The request —
Return the number of lines that contain the word "document", and return nothing else.
Begin Records provided
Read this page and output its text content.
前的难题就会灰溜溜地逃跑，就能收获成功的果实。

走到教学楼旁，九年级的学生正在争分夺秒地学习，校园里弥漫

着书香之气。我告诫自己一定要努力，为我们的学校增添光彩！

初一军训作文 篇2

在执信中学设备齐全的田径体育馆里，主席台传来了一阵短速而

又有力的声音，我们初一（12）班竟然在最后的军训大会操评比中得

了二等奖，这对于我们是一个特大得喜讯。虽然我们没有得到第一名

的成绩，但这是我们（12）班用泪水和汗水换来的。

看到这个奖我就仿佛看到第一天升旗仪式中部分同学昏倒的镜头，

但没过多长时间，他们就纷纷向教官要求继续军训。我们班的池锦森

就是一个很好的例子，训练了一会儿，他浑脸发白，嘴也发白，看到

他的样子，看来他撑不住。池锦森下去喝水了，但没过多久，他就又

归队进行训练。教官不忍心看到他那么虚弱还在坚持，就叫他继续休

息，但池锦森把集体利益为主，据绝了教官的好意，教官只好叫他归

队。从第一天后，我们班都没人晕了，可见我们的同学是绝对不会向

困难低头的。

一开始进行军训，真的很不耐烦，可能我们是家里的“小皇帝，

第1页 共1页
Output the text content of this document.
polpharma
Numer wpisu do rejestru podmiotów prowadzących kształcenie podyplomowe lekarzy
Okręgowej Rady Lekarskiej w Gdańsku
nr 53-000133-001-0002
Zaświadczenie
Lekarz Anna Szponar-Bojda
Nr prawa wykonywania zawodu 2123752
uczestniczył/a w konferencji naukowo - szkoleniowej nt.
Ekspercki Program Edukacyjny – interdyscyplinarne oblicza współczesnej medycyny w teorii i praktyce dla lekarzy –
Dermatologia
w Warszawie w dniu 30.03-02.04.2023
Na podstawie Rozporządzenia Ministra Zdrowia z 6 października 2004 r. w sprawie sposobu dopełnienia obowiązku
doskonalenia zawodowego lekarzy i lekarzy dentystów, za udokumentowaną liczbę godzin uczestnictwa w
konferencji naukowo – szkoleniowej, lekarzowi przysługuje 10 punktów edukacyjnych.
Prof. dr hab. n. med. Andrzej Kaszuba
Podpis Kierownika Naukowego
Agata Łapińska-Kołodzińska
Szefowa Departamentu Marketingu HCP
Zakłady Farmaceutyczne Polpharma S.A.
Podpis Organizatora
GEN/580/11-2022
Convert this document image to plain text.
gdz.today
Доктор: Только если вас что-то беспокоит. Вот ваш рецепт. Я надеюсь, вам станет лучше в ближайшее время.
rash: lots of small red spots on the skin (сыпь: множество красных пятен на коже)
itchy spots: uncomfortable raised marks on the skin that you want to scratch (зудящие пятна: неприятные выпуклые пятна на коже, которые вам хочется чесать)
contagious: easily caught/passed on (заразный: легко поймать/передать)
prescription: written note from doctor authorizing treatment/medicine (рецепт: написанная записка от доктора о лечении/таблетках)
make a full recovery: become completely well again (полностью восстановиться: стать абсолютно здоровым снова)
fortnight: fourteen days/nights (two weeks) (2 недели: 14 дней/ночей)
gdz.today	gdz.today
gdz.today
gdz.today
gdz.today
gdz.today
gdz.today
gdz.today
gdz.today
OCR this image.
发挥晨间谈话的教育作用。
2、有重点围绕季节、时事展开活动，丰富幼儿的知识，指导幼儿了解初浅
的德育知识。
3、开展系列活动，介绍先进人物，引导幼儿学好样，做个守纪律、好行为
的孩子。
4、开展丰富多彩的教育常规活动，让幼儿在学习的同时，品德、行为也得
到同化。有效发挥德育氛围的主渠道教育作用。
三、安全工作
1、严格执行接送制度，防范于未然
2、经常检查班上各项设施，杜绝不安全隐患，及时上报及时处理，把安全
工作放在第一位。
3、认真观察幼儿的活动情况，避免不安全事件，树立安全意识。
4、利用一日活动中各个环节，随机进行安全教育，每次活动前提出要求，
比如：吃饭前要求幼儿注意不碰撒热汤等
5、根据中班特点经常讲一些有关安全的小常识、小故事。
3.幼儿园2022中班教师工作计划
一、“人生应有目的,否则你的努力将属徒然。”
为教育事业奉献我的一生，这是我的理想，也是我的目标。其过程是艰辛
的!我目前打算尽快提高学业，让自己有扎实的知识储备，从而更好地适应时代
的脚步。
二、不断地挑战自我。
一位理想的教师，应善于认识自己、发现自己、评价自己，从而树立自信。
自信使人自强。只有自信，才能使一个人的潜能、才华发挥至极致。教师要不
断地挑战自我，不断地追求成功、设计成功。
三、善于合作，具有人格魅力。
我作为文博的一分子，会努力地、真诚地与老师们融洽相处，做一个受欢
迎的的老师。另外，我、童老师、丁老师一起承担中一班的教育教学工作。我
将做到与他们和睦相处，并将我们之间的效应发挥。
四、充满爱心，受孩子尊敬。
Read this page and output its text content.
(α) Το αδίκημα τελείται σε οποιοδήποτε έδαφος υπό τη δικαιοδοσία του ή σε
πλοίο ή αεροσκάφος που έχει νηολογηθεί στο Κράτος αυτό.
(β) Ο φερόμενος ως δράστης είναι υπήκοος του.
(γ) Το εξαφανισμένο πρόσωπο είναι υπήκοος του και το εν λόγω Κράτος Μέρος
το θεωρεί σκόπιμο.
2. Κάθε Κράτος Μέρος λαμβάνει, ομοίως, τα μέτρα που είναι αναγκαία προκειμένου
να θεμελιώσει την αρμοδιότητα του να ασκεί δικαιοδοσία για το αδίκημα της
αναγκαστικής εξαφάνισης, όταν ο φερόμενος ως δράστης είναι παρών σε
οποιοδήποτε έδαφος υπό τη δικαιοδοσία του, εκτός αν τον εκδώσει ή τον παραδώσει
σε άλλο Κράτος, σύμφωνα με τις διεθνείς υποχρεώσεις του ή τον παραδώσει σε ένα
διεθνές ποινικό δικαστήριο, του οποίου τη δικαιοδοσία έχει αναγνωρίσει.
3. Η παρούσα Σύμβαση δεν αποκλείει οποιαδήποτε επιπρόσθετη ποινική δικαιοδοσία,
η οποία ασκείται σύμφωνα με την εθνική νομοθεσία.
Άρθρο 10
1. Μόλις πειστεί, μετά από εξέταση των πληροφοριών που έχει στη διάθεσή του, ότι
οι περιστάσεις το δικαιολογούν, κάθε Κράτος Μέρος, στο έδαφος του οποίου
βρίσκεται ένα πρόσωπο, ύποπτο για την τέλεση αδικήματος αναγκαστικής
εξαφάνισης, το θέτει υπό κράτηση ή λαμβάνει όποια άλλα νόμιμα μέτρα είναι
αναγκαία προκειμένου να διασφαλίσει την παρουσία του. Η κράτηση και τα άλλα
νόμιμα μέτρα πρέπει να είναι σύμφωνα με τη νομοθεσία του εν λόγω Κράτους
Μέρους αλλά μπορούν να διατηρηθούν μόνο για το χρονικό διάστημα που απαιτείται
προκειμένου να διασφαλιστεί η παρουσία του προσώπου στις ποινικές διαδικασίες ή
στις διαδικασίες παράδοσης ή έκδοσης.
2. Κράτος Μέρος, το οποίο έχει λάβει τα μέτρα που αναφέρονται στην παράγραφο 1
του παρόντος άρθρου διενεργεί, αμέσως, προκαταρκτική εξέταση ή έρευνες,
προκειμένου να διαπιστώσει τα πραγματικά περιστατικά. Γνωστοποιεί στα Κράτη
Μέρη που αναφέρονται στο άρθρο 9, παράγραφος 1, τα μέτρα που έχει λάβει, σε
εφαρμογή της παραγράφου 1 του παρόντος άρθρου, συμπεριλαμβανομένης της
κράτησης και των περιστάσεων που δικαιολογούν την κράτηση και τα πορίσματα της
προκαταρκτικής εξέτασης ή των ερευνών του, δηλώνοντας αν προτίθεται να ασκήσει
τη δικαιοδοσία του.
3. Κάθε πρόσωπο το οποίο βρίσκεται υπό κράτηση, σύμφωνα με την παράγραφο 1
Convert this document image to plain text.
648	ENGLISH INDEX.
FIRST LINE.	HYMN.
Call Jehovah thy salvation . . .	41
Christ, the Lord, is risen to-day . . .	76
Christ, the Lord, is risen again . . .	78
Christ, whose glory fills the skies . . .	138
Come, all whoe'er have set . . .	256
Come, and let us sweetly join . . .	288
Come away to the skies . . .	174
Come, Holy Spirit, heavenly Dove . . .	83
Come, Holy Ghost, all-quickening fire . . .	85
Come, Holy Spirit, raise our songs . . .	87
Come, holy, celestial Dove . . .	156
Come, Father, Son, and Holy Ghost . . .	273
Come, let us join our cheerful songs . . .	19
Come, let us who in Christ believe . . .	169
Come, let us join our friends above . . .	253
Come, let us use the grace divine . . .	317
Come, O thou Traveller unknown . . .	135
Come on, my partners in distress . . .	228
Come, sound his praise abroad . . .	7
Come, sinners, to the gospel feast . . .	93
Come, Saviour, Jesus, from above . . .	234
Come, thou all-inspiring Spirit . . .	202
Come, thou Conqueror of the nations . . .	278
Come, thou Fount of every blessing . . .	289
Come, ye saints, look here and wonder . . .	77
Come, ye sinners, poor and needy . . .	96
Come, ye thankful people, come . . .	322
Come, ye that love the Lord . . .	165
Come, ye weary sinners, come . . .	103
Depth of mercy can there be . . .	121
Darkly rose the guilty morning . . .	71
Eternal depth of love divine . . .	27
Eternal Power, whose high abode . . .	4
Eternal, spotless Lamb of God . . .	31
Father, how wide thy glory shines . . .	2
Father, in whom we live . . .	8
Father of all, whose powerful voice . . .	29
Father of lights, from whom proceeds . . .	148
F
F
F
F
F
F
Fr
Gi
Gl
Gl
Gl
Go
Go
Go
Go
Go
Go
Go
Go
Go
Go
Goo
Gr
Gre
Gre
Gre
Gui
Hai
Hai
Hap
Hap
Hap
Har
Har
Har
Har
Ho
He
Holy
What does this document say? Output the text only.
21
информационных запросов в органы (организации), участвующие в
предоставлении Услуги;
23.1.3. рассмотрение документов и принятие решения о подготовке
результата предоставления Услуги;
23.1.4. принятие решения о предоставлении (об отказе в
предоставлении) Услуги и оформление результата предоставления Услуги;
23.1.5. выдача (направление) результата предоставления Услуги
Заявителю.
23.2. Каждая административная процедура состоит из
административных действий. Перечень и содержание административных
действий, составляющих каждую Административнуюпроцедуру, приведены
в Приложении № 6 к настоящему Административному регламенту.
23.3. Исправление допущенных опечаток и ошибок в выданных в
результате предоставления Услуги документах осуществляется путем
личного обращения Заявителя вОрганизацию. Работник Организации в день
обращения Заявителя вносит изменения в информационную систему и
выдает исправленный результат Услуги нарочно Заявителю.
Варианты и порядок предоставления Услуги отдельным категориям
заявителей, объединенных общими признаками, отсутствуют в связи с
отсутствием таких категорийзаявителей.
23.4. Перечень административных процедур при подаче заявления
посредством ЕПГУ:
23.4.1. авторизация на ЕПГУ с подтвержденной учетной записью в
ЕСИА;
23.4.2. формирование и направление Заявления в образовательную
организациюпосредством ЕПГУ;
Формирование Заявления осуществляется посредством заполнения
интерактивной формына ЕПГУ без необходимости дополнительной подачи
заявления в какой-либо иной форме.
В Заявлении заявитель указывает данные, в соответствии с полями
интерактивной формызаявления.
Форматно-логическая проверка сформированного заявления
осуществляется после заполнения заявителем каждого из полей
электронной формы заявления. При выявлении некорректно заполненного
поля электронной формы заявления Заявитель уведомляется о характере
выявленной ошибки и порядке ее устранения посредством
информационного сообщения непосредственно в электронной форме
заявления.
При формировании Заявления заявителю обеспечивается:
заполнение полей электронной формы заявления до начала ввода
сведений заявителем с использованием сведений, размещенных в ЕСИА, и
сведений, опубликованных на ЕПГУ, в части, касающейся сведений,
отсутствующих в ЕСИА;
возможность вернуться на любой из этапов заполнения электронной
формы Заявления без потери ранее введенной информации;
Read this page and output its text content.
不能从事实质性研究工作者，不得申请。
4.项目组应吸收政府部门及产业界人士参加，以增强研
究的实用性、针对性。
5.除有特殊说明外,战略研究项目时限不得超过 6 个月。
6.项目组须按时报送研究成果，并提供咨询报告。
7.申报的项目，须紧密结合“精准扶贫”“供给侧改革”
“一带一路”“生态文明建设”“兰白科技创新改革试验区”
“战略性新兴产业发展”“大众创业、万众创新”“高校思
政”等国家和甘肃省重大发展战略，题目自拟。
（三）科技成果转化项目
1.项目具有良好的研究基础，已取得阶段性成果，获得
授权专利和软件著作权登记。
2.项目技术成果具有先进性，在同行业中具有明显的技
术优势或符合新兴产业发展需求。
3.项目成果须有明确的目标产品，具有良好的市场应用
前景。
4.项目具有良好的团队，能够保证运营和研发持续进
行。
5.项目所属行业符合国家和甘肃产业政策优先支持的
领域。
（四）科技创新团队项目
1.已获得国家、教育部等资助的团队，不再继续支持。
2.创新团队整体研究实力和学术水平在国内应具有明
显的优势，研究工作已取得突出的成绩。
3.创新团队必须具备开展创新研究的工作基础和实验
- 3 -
End Records provided
Solved exercise —
4